Dataset entries
━━━━━━━━━━━━━━━━

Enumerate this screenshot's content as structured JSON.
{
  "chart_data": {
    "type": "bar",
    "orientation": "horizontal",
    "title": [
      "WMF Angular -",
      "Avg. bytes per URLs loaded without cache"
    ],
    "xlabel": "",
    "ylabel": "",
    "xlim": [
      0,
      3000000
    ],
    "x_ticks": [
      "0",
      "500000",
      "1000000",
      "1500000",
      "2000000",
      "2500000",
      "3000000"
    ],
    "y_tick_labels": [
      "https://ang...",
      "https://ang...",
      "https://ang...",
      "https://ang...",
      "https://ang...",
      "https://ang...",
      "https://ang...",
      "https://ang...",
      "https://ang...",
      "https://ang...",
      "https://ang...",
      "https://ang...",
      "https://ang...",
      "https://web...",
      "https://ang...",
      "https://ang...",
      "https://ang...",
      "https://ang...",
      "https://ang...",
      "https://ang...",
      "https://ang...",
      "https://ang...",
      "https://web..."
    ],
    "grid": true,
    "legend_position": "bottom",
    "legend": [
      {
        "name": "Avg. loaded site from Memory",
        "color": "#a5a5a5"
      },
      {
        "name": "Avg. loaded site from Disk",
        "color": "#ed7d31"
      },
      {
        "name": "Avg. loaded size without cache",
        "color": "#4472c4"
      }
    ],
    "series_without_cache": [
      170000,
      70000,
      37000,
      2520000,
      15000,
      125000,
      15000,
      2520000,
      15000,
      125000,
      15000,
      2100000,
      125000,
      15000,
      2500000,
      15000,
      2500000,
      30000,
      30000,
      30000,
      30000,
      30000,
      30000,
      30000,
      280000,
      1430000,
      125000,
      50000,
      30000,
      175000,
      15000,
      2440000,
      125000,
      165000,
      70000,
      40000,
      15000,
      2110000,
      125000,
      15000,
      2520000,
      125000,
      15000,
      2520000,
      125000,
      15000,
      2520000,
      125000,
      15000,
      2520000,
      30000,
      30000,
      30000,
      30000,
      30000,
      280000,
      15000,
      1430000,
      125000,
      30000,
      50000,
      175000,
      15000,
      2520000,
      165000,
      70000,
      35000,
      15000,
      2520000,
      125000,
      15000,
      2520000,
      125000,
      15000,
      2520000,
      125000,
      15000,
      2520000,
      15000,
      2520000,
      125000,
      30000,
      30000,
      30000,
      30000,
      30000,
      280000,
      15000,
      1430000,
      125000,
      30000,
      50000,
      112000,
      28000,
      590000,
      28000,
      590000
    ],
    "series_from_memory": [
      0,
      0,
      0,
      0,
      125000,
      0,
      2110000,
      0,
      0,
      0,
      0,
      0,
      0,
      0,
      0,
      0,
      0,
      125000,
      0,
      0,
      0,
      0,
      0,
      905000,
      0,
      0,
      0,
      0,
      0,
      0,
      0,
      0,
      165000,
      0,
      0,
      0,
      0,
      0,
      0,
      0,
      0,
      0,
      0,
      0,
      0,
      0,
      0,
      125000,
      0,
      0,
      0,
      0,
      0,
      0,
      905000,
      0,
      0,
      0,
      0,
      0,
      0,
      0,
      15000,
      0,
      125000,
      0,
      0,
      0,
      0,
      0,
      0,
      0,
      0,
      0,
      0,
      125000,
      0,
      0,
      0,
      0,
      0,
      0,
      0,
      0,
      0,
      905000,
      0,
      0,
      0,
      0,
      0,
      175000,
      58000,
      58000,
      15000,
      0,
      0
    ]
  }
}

━━━━━━━━━━━━━━━━

Problem description
Copy each line above containing the string "site".

The solution
        "name": "Avg. loaded site from Memory",
        "name": "Avg. loaded site from Disk",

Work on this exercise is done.